• [Exercise objective]
Give the number of lines in the data that hold the word "Gastos", and nothing else.

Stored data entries
--- BEGIN ---
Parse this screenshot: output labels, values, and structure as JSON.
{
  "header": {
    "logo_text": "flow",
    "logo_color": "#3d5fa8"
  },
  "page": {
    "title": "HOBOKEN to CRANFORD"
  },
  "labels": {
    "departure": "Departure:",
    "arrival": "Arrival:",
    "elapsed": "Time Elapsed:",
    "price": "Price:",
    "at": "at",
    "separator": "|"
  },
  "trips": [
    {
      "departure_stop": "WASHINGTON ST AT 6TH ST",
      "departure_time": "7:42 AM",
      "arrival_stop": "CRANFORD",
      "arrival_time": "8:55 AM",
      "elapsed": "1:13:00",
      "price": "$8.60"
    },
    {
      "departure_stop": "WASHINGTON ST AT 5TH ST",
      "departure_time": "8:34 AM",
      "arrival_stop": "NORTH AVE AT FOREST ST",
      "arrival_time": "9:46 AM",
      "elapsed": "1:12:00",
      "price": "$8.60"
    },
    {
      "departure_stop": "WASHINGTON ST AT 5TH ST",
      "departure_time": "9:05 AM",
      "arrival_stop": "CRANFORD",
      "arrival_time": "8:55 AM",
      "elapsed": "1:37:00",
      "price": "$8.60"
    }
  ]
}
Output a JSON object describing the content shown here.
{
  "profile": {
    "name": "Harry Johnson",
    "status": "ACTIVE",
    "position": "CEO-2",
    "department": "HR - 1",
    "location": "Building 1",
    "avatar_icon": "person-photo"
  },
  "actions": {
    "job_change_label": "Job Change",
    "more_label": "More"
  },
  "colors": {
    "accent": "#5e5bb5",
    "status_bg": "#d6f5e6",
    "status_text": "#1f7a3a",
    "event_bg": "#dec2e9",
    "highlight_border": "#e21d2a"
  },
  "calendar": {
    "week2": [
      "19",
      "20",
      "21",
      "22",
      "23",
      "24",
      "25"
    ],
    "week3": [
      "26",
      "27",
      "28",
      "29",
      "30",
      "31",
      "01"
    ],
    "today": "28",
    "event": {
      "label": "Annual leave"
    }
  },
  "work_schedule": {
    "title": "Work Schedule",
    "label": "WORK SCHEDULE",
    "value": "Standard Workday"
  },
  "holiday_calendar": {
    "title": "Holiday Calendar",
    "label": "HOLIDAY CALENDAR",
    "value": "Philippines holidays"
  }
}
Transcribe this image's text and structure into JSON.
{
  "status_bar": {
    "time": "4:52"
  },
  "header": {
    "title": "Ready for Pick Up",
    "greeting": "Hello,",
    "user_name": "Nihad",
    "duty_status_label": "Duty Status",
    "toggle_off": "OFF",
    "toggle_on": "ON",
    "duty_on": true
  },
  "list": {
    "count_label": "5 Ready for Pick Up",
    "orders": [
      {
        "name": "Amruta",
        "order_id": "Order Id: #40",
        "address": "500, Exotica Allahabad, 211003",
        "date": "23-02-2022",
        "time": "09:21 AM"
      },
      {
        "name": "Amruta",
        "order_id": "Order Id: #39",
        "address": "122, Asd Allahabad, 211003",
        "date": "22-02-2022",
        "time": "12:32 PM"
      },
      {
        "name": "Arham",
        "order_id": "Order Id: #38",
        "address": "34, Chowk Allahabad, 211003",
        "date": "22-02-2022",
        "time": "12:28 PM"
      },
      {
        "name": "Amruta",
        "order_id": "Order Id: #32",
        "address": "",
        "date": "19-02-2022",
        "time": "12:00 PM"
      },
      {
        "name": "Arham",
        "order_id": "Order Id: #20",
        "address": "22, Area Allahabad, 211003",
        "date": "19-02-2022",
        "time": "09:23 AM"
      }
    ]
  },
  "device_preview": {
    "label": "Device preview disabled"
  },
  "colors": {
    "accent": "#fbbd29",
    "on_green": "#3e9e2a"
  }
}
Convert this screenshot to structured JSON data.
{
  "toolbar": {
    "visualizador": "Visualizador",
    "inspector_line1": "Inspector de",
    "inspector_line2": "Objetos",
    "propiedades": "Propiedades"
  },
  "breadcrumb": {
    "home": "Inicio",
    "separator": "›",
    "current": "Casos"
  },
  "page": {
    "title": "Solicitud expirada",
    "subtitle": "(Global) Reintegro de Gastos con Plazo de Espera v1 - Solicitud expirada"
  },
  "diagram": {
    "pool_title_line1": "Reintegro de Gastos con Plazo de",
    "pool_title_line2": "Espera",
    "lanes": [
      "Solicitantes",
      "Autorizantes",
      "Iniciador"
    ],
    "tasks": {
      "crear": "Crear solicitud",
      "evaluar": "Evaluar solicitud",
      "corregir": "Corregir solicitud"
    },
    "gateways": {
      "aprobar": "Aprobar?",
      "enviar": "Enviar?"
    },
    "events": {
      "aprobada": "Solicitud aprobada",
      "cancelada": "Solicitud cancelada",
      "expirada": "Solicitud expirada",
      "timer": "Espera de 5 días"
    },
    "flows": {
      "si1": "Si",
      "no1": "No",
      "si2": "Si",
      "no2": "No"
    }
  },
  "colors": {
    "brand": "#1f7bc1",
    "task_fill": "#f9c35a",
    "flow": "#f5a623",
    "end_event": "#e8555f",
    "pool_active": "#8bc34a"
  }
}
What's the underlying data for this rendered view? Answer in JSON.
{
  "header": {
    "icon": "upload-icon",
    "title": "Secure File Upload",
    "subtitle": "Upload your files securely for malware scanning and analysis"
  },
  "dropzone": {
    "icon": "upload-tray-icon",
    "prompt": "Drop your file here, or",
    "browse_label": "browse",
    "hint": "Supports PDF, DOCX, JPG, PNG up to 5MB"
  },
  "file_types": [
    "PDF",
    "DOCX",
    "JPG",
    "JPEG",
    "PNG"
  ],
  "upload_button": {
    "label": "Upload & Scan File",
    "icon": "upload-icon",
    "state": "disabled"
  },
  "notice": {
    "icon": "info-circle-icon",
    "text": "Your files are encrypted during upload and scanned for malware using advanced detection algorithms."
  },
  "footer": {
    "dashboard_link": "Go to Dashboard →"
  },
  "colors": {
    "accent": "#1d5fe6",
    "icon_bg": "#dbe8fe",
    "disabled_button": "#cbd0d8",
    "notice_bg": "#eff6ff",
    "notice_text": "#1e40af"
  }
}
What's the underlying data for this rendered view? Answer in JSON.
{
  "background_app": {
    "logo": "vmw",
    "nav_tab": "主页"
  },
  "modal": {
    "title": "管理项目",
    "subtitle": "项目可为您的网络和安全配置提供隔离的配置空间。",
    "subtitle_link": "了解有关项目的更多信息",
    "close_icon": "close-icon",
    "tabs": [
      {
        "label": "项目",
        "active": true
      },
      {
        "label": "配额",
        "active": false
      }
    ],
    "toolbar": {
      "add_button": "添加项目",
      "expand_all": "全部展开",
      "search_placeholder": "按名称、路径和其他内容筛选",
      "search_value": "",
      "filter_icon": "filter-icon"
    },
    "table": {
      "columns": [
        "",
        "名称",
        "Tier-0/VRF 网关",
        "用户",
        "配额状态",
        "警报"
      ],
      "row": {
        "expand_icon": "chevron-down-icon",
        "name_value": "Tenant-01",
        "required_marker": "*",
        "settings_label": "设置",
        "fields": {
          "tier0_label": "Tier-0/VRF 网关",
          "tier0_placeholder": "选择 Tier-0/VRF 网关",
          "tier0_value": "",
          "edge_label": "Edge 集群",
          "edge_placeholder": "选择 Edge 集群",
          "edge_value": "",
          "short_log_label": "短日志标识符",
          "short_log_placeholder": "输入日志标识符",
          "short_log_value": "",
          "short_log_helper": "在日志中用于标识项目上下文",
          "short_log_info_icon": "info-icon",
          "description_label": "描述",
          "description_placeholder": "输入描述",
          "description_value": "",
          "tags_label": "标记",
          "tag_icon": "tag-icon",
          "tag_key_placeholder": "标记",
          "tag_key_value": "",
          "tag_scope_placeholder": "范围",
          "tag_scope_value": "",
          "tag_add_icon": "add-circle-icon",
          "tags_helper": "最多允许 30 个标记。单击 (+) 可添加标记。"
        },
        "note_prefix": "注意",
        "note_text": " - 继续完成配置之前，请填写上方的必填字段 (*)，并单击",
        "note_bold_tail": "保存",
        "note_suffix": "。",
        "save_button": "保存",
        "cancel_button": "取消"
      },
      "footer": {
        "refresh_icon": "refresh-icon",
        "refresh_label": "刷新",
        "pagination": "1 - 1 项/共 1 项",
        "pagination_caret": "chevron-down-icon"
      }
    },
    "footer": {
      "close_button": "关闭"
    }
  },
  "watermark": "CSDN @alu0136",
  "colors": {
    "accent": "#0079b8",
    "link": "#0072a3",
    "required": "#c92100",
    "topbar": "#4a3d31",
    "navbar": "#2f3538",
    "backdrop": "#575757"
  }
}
--- END ---
• [Finished task]
2